▸ **Exercise instructions**: Copy the listing verbatim, excluding any images found in it.

▸ **Extracted data**:
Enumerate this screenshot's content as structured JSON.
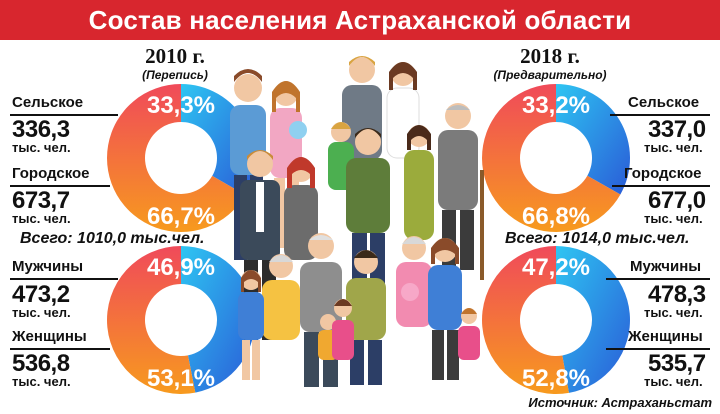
{
  "title": "Состав населения Астраханской области",
  "source": "Источник: Астраханьстат",
  "colors": {
    "title_bg": "#d8262e",
    "blue_light": "#2ec5f2",
    "blue_dark": "#2a5bd7",
    "red_light": "#f04a5a",
    "orange": "#f79a1e"
  },
  "left": {
    "year": "2010 г.",
    "note": "(Перепись)",
    "total": "Всего: 1010,0 тыс.чел.",
    "rural": {
      "label": "Сельское",
      "value": "336,3",
      "unit": "тыс. чел."
    },
    "urban": {
      "label": "Городское",
      "value": "673,7",
      "unit": "тыс. чел."
    },
    "men": {
      "label": "Мужчины",
      "value": "473,2",
      "unit": "тыс. чел."
    },
    "women": {
      "label": "Женщины",
      "value": "536,8",
      "unit": "тыс. чел."
    }
  },
  "right": {
    "year": "2018 г.",
    "note": "(Предварительно)",
    "total": "Всего: 1014,0 тыс.чел.",
    "rural": {
      "label": "Сельское",
      "value": "337,0",
      "unit": "тыс. чел."
    },
    "urban": {
      "label": "Городское",
      "value": "677,0",
      "unit": "тыс. чел."
    },
    "men": {
      "label": "Мужчины",
      "value": "478,3",
      "unit": "тыс. чел."
    },
    "women": {
      "label": "Женщины",
      "value": "535,7",
      "unit": "тыс. чел."
    }
  },
  "chart_data": [
    {
      "type": "pie",
      "title": "",
      "categories": [
        "Сельское",
        "Городское"
      ],
      "values": [
        33.3,
        66.7
      ],
      "labels": [
        "33,3%",
        "66,7%"
      ]
    },
    {
      "type": "pie",
      "title": "",
      "categories": [
        "Мужчины",
        "Женщины"
      ],
      "values": [
        46.9,
        53.1
      ],
      "labels": [
        "46,9%",
        "53,1%"
      ]
    },
    {
      "type": "pie",
      "title": "",
      "categories": [
        "Сельское",
        "Городское"
      ],
      "values": [
        33.2,
        66.8
      ],
      "labels": [
        "33,2%",
        "66,8%"
      ]
    },
    {
      "type": "pie",
      "title": "",
      "categories": [
        "Мужчины",
        "Женщины"
      ],
      "values": [
        47.2,
        52.8
      ],
      "labels": [
        "47,2%",
        "52,8%"
      ]
    }
  ]
}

▸ **Solution below**:
Enumerate this screenshot's content as structured JSON.
{
  "title": "Состав населения Астраханской области",
  "source": "Источник: Астраханьстат",
  "colors": {
    "title_bg": "#d8262e",
    "blue_light": "#2ec5f2",
    "blue_dark": "#2a5bd7",
    "red_light": "#f04a5a",
    "orange": "#f79a1e"
  },
  "left": {
    "year": "2010 г.",
    "note": "(Перепись)",
    "total": "Всего: 1010,0 тыс.чел.",
    "rural": {
      "label": "Сельское",
      "value": "336,3",
      "unit": "тыс. чел."
    },
    "urban": {
      "label": "Городское",
      "value": "673,7",
      "unit": "тыс. чел."
    },
    "men": {
      "label": "Мужчины",
      "value": "473,2",
      "unit": "тыс. чел."
    },
    "women": {
      "label": "Женщины",
      "value": "536,8",
      "unit": "тыс. чел."
    }
  },
  "right": {
    "year": "2018 г.",
    "note": "(Предварительно)",
    "total": "Всего: 1014,0 тыс.чел.",
    "rural": {
      "label": "Сельское",
      "value": "337,0",
      "unit": "тыс. чел."
    },
    "urban": {
      "label": "Городское",
      "value": "677,0",
      "unit": "тыс. чел."
    },
    "men": {
      "label": "Мужчины",
      "value": "478,3",
      "unit": "тыс. чел."
    },
    "women": {
      "label": "Женщины",
      "value": "535,7",
      "unit": "тыс. чел."
    }
  },
  "chart_data": [
    {
      "type": "pie",
      "title": "",
      "categories": [
        "Сельское",
        "Городское"
      ],
      "values": [
        33.3,
        66.7
      ],
      "labels": [
        "33,3%",
        "66,7%"
      ]
    },
    {
      "type": "pie",
      "title": "",
      "categories": [
        "Мужчины",
        "Женщины"
      ],
      "values": [
        46.9,
        53.1
      ],
      "labels": [
        "46,9%",
        "53,1%"
      ]
    },
    {
      "type": "pie",
      "title": "",
      "categories": [
        "Сельское",
        "Городское"
      ],
      "values": [
        33.2,
        66.8
      ],
      "labels": [
        "33,2%",
        "66,8%"
      ]
    },
    {
      "type": "pie",
      "title": "",
      "categories": [
        "Мужчины",
        "Женщины"
      ],
      "values": [
        47.2,
        52.8
      ],
      "labels": [
        "47,2%",
        "52,8%"
      ]
    }
  ]
}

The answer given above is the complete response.